--- BEGIN ---

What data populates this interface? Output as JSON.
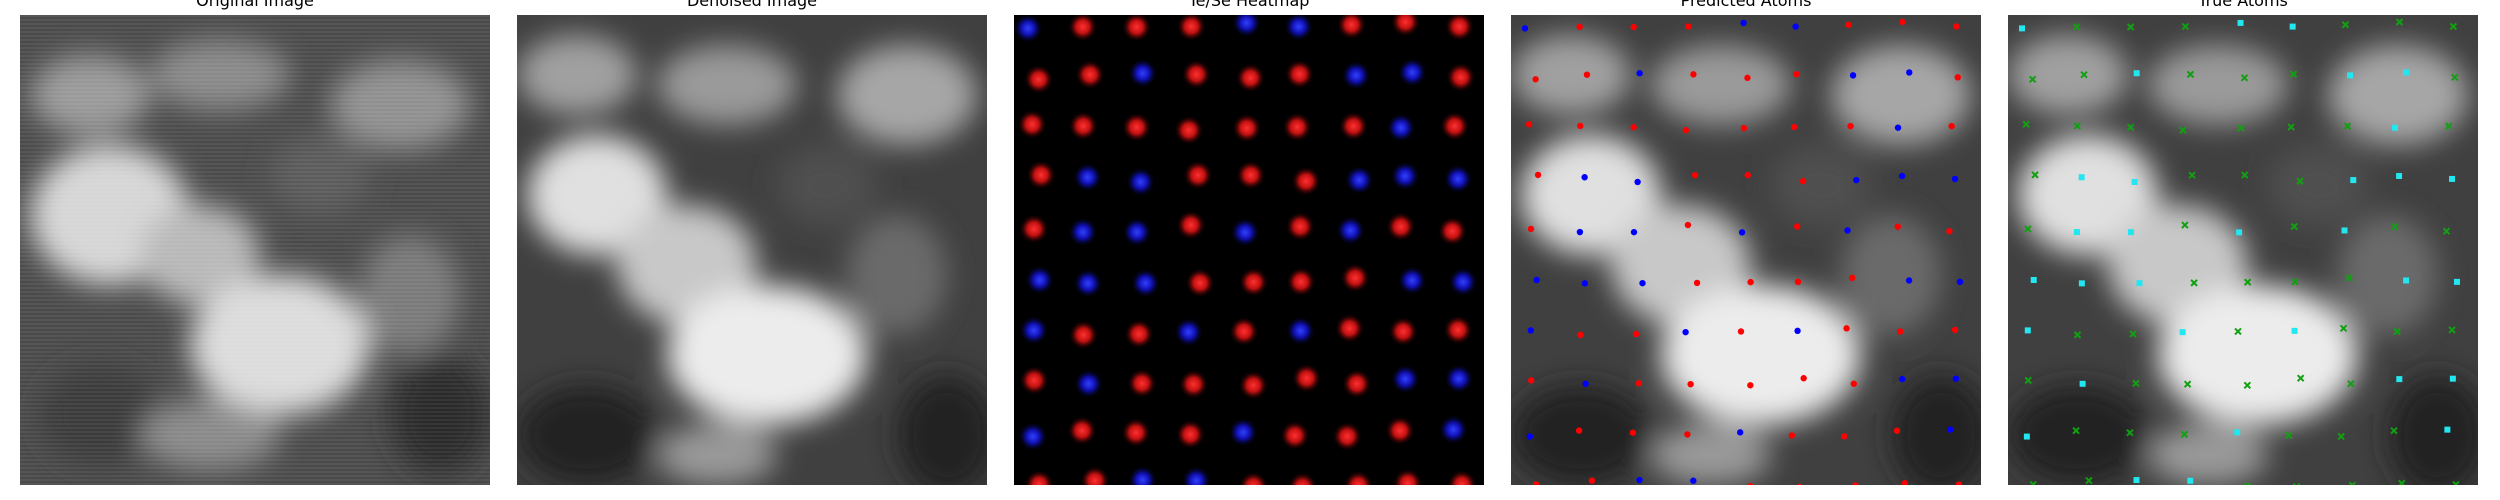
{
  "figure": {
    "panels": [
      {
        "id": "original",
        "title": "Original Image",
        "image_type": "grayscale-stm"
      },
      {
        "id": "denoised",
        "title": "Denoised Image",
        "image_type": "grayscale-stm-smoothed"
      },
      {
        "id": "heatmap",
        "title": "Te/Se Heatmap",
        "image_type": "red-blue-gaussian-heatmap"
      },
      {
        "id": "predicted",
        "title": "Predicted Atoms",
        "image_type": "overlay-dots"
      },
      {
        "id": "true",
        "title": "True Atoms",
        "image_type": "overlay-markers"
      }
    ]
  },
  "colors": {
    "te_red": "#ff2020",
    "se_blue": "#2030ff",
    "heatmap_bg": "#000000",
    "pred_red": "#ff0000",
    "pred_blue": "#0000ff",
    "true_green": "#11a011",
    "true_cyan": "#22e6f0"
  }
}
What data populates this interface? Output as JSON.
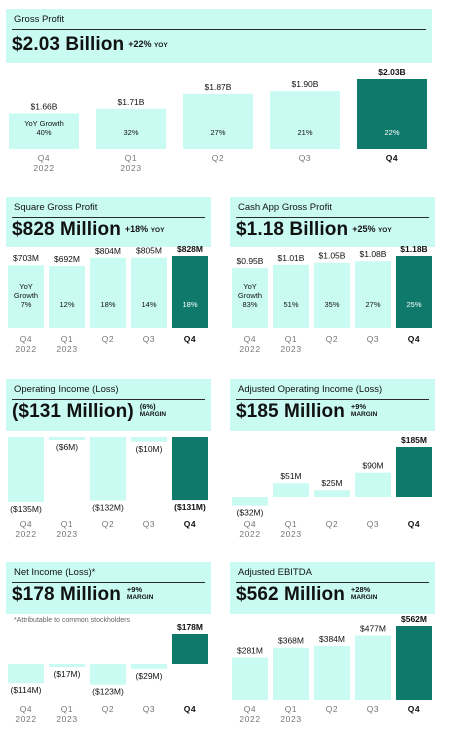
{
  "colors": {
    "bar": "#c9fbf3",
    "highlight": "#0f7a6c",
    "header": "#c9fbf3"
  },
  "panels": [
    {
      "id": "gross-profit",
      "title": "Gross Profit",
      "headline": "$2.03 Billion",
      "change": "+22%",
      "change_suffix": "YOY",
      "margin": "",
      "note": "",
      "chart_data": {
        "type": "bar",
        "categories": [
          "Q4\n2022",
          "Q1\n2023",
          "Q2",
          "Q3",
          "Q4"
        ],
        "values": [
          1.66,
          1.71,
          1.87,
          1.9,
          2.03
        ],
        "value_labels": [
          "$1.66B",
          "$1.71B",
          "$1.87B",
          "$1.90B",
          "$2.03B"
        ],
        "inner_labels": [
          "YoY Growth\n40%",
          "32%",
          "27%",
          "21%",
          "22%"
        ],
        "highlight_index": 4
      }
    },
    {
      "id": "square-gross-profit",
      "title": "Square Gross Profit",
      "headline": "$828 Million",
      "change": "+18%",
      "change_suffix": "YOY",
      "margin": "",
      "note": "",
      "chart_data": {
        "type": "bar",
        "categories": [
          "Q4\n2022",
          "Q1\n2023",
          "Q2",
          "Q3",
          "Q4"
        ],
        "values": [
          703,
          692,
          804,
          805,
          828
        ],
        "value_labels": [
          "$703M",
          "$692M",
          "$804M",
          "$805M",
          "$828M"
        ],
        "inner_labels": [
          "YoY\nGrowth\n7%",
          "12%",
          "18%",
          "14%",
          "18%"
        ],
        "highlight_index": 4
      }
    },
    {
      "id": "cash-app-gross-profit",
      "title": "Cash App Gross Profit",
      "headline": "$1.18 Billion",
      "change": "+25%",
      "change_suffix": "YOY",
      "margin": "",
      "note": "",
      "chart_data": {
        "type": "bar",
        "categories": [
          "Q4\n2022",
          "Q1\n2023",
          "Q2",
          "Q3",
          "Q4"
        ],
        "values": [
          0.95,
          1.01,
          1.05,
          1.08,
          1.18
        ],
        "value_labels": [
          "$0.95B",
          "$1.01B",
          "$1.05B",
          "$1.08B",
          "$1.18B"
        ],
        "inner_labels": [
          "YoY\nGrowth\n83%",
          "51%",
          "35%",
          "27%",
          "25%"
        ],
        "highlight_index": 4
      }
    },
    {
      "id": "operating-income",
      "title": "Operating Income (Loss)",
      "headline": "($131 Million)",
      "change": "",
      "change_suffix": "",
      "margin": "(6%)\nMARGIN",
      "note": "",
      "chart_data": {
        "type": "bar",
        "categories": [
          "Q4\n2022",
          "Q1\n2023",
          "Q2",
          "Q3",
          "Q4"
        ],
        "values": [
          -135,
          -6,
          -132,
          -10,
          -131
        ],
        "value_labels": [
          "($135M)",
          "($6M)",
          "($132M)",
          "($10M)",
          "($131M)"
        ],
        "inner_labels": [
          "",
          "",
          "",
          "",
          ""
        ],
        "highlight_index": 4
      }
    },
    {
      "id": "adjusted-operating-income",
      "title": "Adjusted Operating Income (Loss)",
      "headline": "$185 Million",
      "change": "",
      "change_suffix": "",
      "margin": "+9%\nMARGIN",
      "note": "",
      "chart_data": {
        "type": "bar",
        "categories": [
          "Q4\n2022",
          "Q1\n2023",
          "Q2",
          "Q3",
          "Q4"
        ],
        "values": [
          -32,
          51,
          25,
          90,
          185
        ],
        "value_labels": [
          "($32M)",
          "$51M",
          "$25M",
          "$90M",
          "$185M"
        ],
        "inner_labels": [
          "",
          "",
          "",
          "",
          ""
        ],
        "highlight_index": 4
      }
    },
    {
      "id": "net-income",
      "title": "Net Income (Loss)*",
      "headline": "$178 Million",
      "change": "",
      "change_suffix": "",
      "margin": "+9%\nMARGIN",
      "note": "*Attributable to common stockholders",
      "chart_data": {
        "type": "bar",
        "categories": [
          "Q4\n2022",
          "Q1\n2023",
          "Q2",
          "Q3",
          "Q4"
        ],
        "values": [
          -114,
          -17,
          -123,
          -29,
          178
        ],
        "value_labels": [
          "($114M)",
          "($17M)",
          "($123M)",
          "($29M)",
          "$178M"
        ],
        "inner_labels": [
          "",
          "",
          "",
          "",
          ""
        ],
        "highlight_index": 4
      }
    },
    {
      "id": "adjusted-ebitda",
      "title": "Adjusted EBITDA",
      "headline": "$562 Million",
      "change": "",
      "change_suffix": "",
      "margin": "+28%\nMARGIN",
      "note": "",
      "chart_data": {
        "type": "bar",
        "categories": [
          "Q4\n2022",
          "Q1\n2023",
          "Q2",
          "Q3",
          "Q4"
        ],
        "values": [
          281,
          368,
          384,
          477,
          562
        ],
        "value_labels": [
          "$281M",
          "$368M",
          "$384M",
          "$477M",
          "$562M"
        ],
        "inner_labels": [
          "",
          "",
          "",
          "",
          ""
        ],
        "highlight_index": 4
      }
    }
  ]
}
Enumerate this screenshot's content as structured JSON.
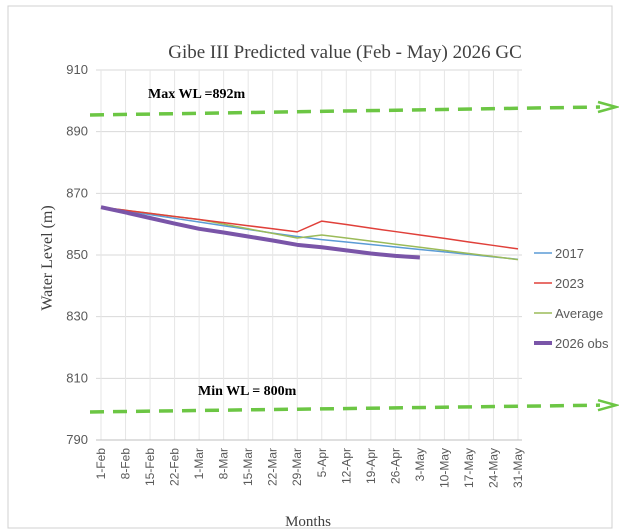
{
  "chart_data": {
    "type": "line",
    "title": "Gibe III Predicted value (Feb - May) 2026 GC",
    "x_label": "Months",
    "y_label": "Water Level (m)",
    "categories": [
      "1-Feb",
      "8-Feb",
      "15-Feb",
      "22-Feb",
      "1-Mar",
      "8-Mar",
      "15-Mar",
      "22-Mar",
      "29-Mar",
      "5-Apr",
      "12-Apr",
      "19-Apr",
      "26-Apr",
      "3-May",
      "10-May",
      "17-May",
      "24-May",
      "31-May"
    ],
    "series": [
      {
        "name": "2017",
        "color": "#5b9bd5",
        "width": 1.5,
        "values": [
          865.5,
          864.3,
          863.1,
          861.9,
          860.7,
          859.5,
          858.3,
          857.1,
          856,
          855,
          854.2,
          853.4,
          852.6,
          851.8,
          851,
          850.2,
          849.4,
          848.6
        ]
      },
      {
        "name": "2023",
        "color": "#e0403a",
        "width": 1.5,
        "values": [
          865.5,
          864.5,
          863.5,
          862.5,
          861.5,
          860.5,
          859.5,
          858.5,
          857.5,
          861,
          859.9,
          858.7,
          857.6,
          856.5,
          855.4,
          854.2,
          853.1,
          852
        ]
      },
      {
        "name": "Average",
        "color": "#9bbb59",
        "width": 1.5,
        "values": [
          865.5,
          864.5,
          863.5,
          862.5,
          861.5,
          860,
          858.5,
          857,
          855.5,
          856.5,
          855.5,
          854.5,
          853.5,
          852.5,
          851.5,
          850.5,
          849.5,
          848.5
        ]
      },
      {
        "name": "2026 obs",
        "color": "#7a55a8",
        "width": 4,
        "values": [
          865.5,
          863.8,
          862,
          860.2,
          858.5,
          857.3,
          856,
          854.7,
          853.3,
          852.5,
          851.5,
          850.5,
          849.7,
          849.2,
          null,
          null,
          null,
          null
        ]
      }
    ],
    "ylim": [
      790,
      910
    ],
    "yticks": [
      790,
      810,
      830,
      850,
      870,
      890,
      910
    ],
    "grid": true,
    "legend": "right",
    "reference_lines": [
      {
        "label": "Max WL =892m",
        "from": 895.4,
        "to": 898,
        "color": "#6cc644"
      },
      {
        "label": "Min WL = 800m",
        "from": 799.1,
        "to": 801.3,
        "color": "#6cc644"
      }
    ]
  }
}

--- END ---

Write out each line of the data that holds the string "Atoms".

ANSWER BELOW.
        "title": "Predicted Atoms",
        "title": "True Atoms",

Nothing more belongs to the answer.